INPUT FOR THIS TASK
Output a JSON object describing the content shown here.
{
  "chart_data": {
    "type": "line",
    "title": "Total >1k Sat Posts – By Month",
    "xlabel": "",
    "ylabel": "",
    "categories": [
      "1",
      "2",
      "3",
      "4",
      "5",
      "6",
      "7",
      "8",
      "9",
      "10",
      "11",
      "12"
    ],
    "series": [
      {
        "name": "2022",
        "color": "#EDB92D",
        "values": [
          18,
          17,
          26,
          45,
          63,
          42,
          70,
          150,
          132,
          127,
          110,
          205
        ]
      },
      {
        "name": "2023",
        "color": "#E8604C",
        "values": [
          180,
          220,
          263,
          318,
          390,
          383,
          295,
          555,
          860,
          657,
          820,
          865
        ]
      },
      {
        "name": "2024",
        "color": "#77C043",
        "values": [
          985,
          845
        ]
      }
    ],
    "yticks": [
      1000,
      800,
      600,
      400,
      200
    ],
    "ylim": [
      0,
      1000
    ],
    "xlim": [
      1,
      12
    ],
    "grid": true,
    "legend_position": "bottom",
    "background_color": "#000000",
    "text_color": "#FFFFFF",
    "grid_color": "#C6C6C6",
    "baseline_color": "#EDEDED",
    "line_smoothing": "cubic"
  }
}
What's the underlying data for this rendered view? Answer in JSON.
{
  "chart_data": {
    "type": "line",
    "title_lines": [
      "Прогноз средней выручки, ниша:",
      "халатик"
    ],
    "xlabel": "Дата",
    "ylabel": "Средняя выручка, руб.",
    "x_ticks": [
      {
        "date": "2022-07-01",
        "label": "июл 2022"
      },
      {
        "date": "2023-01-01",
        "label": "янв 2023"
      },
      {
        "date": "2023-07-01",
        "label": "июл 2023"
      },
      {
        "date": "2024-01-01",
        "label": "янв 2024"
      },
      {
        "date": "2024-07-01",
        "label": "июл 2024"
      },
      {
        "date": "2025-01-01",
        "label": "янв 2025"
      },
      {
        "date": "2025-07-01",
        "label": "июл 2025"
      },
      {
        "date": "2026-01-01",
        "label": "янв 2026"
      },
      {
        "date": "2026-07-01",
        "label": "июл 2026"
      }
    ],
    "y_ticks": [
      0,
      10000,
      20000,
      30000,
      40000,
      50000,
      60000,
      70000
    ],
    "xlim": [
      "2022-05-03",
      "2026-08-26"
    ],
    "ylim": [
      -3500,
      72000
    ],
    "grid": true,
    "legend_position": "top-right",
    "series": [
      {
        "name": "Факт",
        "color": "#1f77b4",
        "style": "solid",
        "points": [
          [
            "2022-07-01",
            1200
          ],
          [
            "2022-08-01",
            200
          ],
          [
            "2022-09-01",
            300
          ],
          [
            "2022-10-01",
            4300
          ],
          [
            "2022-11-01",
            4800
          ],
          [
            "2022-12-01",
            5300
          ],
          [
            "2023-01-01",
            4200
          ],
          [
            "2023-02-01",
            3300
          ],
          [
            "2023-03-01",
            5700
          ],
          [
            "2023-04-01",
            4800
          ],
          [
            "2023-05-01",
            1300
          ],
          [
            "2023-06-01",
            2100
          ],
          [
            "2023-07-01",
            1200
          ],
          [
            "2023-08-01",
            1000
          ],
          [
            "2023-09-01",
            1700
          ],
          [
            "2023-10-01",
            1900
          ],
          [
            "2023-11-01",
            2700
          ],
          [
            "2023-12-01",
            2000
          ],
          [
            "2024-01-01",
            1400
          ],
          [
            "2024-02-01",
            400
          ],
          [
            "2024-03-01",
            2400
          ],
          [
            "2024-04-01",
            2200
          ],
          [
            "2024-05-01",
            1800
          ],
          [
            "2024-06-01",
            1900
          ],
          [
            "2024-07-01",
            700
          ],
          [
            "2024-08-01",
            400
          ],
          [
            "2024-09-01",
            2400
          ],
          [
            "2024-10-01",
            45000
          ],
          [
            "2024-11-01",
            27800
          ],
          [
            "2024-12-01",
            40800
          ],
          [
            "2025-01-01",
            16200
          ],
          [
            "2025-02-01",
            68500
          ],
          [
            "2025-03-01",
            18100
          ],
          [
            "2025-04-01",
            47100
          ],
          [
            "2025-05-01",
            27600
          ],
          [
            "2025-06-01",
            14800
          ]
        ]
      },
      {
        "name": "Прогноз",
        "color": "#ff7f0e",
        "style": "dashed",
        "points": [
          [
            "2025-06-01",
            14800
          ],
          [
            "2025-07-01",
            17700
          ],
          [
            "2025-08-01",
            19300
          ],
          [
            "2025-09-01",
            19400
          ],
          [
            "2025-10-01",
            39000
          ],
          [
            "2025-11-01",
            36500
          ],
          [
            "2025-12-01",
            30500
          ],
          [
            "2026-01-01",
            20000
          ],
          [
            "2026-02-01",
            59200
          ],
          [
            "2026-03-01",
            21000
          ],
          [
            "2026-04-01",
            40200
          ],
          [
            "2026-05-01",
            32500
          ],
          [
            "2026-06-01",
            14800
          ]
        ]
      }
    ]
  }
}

REQUEST
Reproduce all the data word for word.

RESPONSE TO THE EXERCISE
Output a JSON object describing the content shown here.
{
  "chart_data": {
    "type": "line",
    "title": "Total >1k Sat Posts – By Month",
    "xlabel": "",
    "ylabel": "",
    "categories": [
      "1",
      "2",
      "3",
      "4",
      "5",
      "6",
      "7",
      "8",
      "9",
      "10",
      "11",
      "12"
    ],
    "series": [
      {
        "name": "2022",
        "color": "#EDB92D",
        "values": [
          18,
          17,
          26,
          45,
          63,
          42,
          70,
          150,
          132,
          127,
          110,
          205
        ]
      },
      {
        "name": "2023",
        "color": "#E8604C",
        "values": [
          180,
          220,
          263,
          318,
          390,
          383,
          295,
          555,
          860,
          657,
          820,
          865
        ]
      },
      {
        "name": "2024",
        "color": "#77C043",
        "values": [
          985,
          845
        ]
      }
    ],
    "yticks": [
      1000,
      800,
      600,
      400,
      200
    ],
    "ylim": [
      0,
      1000
    ],
    "xlim": [
      1,
      12
    ],
    "grid": true,
    "legend_position": "bottom",
    "background_color": "#000000",
    "text_color": "#FFFFFF",
    "grid_color": "#C6C6C6",
    "baseline_color": "#EDEDED",
    "line_smoothing": "cubic"
  }
}
What's the underlying data for this rendered view? Answer in JSON.
{
  "chart_data": {
    "type": "line",
    "title_lines": [
      "Прогноз средней выручки, ниша:",
      "халатик"
    ],
    "xlabel": "Дата",
    "ylabel": "Средняя выручка, руб.",
    "x_ticks": [
      {
        "date": "2022-07-01",
        "label": "июл 2022"
      },
      {
        "date": "2023-01-01",
        "label": "янв 2023"
      },
      {
        "date": "2023-07-01",
        "label": "июл 2023"
      },
      {
        "date": "2024-01-01",
        "label": "янв 2024"
      },
      {
        "date": "2024-07-01",
        "label": "июл 2024"
      },
      {
        "date": "2025-01-01",
        "label": "янв 2025"
      },
      {
        "date": "2025-07-01",
        "label": "июл 2025"
      },
      {
        "date": "2026-01-01",
        "label": "янв 2026"
      },
      {
        "date": "2026-07-01",
        "label": "июл 2026"
      }
    ],
    "y_ticks": [
      0,
      10000,
      20000,
      30000,
      40000,
      50000,
      60000,
      70000
    ],
    "xlim": [
      "2022-05-03",
      "2026-08-26"
    ],
    "ylim": [
      -3500,
      72000
    ],
    "grid": true,
    "legend_position": "top-right",
    "series": [
      {
        "name": "Факт",
        "color": "#1f77b4",
        "style": "solid",
        "points": [
          [
            "2022-07-01",
            1200
          ],
          [
            "2022-08-01",
            200
          ],
          [
            "2022-09-01",
            300
          ],
          [
            "2022-10-01",
            4300
          ],
          [
            "2022-11-01",
            4800
          ],
          [
            "2022-12-01",
            5300
          ],
          [
            "2023-01-01",
            4200
          ],
          [
            "2023-02-01",
            3300
          ],
          [
            "2023-03-01",
            5700
          ],
          [
            "2023-04-01",
            4800
          ],
          [
            "2023-05-01",
            1300
          ],
          [
            "2023-06-01",
            2100
          ],
          [
            "2023-07-01",
            1200
          ],
          [
            "2023-08-01",
            1000
          ],
          [
            "2023-09-01",
            1700
          ],
          [
            "2023-10-01",
            1900
          ],
          [
            "2023-11-01",
            2700
          ],
          [
            "2023-12-01",
            2000
          ],
          [
            "2024-01-01",
            1400
          ],
          [
            "2024-02-01",
            400
          ],
          [
            "2024-03-01",
            2400
          ],
          [
            "2024-04-01",
            2200
          ],
          [
            "2024-05-01",
            1800
          ],
          [
            "2024-06-01",
            1900
          ],
          [
            "2024-07-01",
            700
          ],
          [
            "2024-08-01",
            400
          ],
          [
            "2024-09-01",
            2400
          ],
          [
            "2024-10-01",
            45000
          ],
          [
            "2024-11-01",
            27800
          ],
          [
            "2024-12-01",
            40800
          ],
          [
            "2025-01-01",
            16200
          ],
          [
            "2025-02-01",
            68500
          ],
          [
            "2025-03-01",
            18100
          ],
          [
            "2025-04-01",
            47100
          ],
          [
            "2025-05-01",
            27600
          ],
          [
            "2025-06-01",
            14800
          ]
        ]
      },
      {
        "name": "Прогноз",
        "color": "#ff7f0e",
        "style": "dashed",
        "points": [
          [
            "2025-06-01",
            14800
          ],
          [
            "2025-07-01",
            17700
          ],
          [
            "2025-08-01",
            19300
          ],
          [
            "2025-09-01",
            19400
          ],
          [
            "2025-10-01",
            39000
          ],
          [
            "2025-11-01",
            36500
          ],
          [
            "2025-12-01",
            30500
          ],
          [
            "2026-01-01",
            20000
          ],
          [
            "2026-02-01",
            59200
          ],
          [
            "2026-03-01",
            21000
          ],
          [
            "2026-04-01",
            40200
          ],
          [
            "2026-05-01",
            32500
          ],
          [
            "2026-06-01",
            14800
          ]
        ]
      }
    ]
  }
}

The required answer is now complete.